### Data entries
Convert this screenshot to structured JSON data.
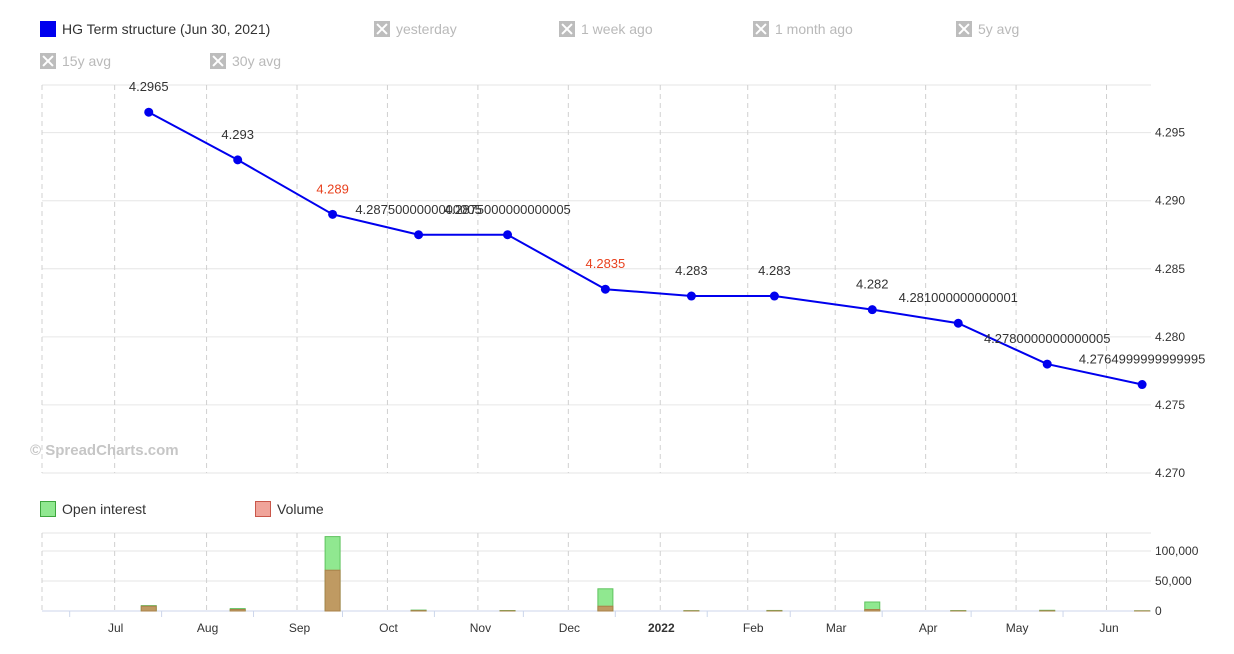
{
  "legend": {
    "main": {
      "label": "HG Term structure (Jun 30, 2021)",
      "color": "#0000ee"
    },
    "disabled": [
      "yesterday",
      "1 week ago",
      "1 month ago",
      "5y avg",
      "15y avg",
      "30y avg"
    ]
  },
  "volume_legend": {
    "open_interest": {
      "label": "Open interest",
      "color": "#90e890"
    },
    "volume": {
      "label": "Volume",
      "color": "#f0a49a"
    }
  },
  "watermark": "© SpreadCharts.com",
  "chart_data": [
    {
      "type": "line",
      "series": [
        {
          "name": "HG Term structure (Jun 30, 2021)",
          "color": "#0000ee"
        }
      ],
      "x": [
        "2021-07-28",
        "2021-08-27",
        "2021-09-28",
        "2021-10-27",
        "2021-11-26",
        "2021-12-29",
        "2022-01-27",
        "2022-02-24",
        "2022-03-29",
        "2022-04-27",
        "2022-05-27",
        "2022-06-28"
      ],
      "y": [
        4.2965,
        4.293,
        4.289,
        4.2875000000000005,
        4.2875000000000005,
        4.2835,
        4.283,
        4.283,
        4.282,
        4.281000000000001,
        4.2780000000000005,
        4.2764999999999995
      ],
      "data_labels": [
        "4.2965",
        "4.293",
        "4.289",
        "4.2875000000000005",
        "4.2875000000000005",
        "4.2835",
        "4.283",
        "4.283",
        "4.282",
        "4.281000000000001",
        "4.2780000000000005",
        "4.2764999999999995"
      ],
      "highlight_label_indices": [
        2,
        5
      ],
      "highlight_color": "#e8411e",
      "y_ticks": [
        "4.270",
        "4.275",
        "4.280",
        "4.285",
        "4.290",
        "4.295"
      ],
      "ylim": [
        4.27,
        4.2985
      ],
      "x_ticks": [
        {
          "label": "Jul",
          "date": "2021-07-01",
          "bold": false
        },
        {
          "label": "Aug",
          "date": "2021-08-01",
          "bold": false
        },
        {
          "label": "Sep",
          "date": "2021-09-01",
          "bold": false
        },
        {
          "label": "Oct",
          "date": "2021-10-01",
          "bold": false
        },
        {
          "label": "Nov",
          "date": "2021-11-01",
          "bold": false
        },
        {
          "label": "Dec",
          "date": "2021-12-01",
          "bold": false
        },
        {
          "label": "2022",
          "date": "2022-01-01",
          "bold": true
        },
        {
          "label": "Feb",
          "date": "2022-02-01",
          "bold": false
        },
        {
          "label": "Mar",
          "date": "2022-03-01",
          "bold": false
        },
        {
          "label": "Apr",
          "date": "2022-04-01",
          "bold": false
        },
        {
          "label": "May",
          "date": "2022-05-01",
          "bold": false
        },
        {
          "label": "Jun",
          "date": "2022-06-01",
          "bold": false
        }
      ],
      "grid": true
    },
    {
      "type": "bar",
      "stacked": "overlay",
      "x": [
        "2021-07-28",
        "2021-08-27",
        "2021-09-28",
        "2021-10-27",
        "2021-11-26",
        "2021-12-29",
        "2022-01-27",
        "2022-02-24",
        "2022-03-29",
        "2022-04-27",
        "2022-05-27",
        "2022-06-28"
      ],
      "series": [
        {
          "name": "Open interest",
          "color": "#90e890",
          "values": [
            9000,
            4000,
            124000,
            1500,
            800,
            37000,
            600,
            900,
            15000,
            700,
            1200,
            400
          ]
        },
        {
          "name": "Volume",
          "color": "#f0a49a",
          "values": [
            8000,
            2500,
            68000,
            600,
            300,
            8000,
            200,
            300,
            2500,
            150,
            300,
            100
          ]
        }
      ],
      "overlap_color": "#bf9a62",
      "y_ticks": [
        "0",
        "50,000",
        "100,000"
      ],
      "ylim": [
        0,
        130000
      ]
    }
  ]
}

### Written request
Restate the whole of the material word for word without the pictures.

### Solution for this exercise
Convert this screenshot to structured JSON data.
{
  "legend": {
    "main": {
      "label": "HG Term structure (Jun 30, 2021)",
      "color": "#0000ee"
    },
    "disabled": [
      "yesterday",
      "1 week ago",
      "1 month ago",
      "5y avg",
      "15y avg",
      "30y avg"
    ]
  },
  "volume_legend": {
    "open_interest": {
      "label": "Open interest",
      "color": "#90e890"
    },
    "volume": {
      "label": "Volume",
      "color": "#f0a49a"
    }
  },
  "watermark": "© SpreadCharts.com",
  "chart_data": [
    {
      "type": "line",
      "series": [
        {
          "name": "HG Term structure (Jun 30, 2021)",
          "color": "#0000ee"
        }
      ],
      "x": [
        "2021-07-28",
        "2021-08-27",
        "2021-09-28",
        "2021-10-27",
        "2021-11-26",
        "2021-12-29",
        "2022-01-27",
        "2022-02-24",
        "2022-03-29",
        "2022-04-27",
        "2022-05-27",
        "2022-06-28"
      ],
      "y": [
        4.2965,
        4.293,
        4.289,
        4.2875000000000005,
        4.2875000000000005,
        4.2835,
        4.283,
        4.283,
        4.282,
        4.281000000000001,
        4.2780000000000005,
        4.2764999999999995
      ],
      "data_labels": [
        "4.2965",
        "4.293",
        "4.289",
        "4.2875000000000005",
        "4.2875000000000005",
        "4.2835",
        "4.283",
        "4.283",
        "4.282",
        "4.281000000000001",
        "4.2780000000000005",
        "4.2764999999999995"
      ],
      "highlight_label_indices": [
        2,
        5
      ],
      "highlight_color": "#e8411e",
      "y_ticks": [
        "4.270",
        "4.275",
        "4.280",
        "4.285",
        "4.290",
        "4.295"
      ],
      "ylim": [
        4.27,
        4.2985
      ],
      "x_ticks": [
        {
          "label": "Jul",
          "date": "2021-07-01",
          "bold": false
        },
        {
          "label": "Aug",
          "date": "2021-08-01",
          "bold": false
        },
        {
          "label": "Sep",
          "date": "2021-09-01",
          "bold": false
        },
        {
          "label": "Oct",
          "date": "2021-10-01",
          "bold": false
        },
        {
          "label": "Nov",
          "date": "2021-11-01",
          "bold": false
        },
        {
          "label": "Dec",
          "date": "2021-12-01",
          "bold": false
        },
        {
          "label": "2022",
          "date": "2022-01-01",
          "bold": true
        },
        {
          "label": "Feb",
          "date": "2022-02-01",
          "bold": false
        },
        {
          "label": "Mar",
          "date": "2022-03-01",
          "bold": false
        },
        {
          "label": "Apr",
          "date": "2022-04-01",
          "bold": false
        },
        {
          "label": "May",
          "date": "2022-05-01",
          "bold": false
        },
        {
          "label": "Jun",
          "date": "2022-06-01",
          "bold": false
        }
      ],
      "grid": true
    },
    {
      "type": "bar",
      "stacked": "overlay",
      "x": [
        "2021-07-28",
        "2021-08-27",
        "2021-09-28",
        "2021-10-27",
        "2021-11-26",
        "2021-12-29",
        "2022-01-27",
        "2022-02-24",
        "2022-03-29",
        "2022-04-27",
        "2022-05-27",
        "2022-06-28"
      ],
      "series": [
        {
          "name": "Open interest",
          "color": "#90e890",
          "values": [
            9000,
            4000,
            124000,
            1500,
            800,
            37000,
            600,
            900,
            15000,
            700,
            1200,
            400
          ]
        },
        {
          "name": "Volume",
          "color": "#f0a49a",
          "values": [
            8000,
            2500,
            68000,
            600,
            300,
            8000,
            200,
            300,
            2500,
            150,
            300,
            100
          ]
        }
      ],
      "overlap_color": "#bf9a62",
      "y_ticks": [
        "0",
        "50,000",
        "100,000"
      ],
      "ylim": [
        0,
        130000
      ]
    }
  ]
}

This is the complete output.